• [EXERCISE DIRECTIONS]: Beginning at the line containing "Convert this document image to plain text.", output every line to the end of the data below exactly as it appears.

═══ LISTED RECORDS

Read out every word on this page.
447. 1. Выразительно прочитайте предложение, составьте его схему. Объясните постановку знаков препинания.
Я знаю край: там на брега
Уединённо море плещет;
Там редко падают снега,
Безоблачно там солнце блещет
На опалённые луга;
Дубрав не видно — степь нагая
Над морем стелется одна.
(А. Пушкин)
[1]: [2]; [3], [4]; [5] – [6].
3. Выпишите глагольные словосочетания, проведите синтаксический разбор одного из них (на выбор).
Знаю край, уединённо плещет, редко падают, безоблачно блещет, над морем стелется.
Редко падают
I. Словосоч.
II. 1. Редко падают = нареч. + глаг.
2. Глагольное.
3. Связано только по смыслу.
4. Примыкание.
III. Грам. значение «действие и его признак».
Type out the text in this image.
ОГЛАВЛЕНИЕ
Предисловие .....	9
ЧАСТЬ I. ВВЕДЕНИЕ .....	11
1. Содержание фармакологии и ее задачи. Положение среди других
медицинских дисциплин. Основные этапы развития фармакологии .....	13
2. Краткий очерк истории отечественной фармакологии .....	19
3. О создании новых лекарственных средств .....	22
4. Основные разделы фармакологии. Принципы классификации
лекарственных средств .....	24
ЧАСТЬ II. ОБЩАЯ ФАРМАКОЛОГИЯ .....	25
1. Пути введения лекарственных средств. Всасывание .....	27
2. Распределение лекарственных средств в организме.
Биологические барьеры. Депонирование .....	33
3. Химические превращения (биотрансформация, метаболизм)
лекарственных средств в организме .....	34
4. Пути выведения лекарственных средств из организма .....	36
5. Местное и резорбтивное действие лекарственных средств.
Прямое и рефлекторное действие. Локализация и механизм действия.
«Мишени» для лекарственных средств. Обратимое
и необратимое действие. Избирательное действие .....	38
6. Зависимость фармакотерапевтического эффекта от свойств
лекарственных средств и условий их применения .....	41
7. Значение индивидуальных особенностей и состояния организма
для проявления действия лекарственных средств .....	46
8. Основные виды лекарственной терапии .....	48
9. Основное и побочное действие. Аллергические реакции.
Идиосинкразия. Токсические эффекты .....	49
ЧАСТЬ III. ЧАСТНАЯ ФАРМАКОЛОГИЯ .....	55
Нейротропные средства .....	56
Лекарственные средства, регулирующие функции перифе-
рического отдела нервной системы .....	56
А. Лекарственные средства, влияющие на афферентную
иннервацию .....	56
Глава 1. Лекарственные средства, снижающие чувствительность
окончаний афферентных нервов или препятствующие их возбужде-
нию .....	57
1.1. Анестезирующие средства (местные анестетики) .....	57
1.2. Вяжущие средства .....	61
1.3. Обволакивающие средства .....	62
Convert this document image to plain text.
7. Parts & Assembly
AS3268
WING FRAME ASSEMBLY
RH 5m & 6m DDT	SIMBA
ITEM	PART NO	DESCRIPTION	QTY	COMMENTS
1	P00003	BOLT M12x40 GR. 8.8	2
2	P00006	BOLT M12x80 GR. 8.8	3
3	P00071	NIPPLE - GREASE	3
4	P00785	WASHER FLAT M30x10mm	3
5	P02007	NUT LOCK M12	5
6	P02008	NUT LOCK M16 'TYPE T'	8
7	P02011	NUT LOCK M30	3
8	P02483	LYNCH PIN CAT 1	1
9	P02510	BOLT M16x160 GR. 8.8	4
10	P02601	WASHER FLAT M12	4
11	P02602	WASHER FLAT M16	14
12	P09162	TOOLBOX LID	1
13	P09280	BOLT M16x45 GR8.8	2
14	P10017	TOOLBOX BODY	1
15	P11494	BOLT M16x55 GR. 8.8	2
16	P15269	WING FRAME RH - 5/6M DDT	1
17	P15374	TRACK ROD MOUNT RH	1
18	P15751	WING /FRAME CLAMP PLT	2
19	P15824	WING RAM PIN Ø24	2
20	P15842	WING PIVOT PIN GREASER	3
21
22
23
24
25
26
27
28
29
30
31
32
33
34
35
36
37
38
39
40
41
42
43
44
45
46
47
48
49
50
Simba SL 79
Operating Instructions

══════

• [WRITTEN ANSWER]:
Convert this document image to plain text.
7. Parts & Assembly
AS3268
WING FRAME ASSEMBLY
RH 5m & 6m DDT	SIMBA
ITEM	PART NO	DESCRIPTION	QTY	COMMENTS
1	P00003	BOLT M12x40 GR. 8.8	2
2	P00006	BOLT M12x80 GR. 8.8	3
3	P00071	NIPPLE - GREASE	3
4	P00785	WASHER FLAT M30x10mm	3
5	P02007	NUT LOCK M12	5
6	P02008	NUT LOCK M16 'TYPE T'	8
7	P02011	NUT LOCK M30	3
8	P02483	LYNCH PIN CAT 1	1
9	P02510	BOLT M16x160 GR. 8.8	4
10	P02601	WASHER FLAT M12	4
11	P02602	WASHER FLAT M16	14
12	P09162	TOOLBOX LID	1
13	P09280	BOLT M16x45 GR8.8	2
14	P10017	TOOLBOX BODY	1
15	P11494	BOLT M16x55 GR. 8.8	2
16	P15269	WING FRAME RH - 5/6M DDT	1
17	P15374	TRACK ROD MOUNT RH	1
18	P15751	WING /FRAME CLAMP PLT	2
19	P15824	WING RAM PIN Ø24	2
20	P15842	WING PIVOT PIN GREASER	3
21
22
23
24
25
26
27
28
29
30
31
32
33
34
35
36
37
38
39
40
41
42
43
44
45
46
47
48
49
50
Simba SL 79
Operating Instructions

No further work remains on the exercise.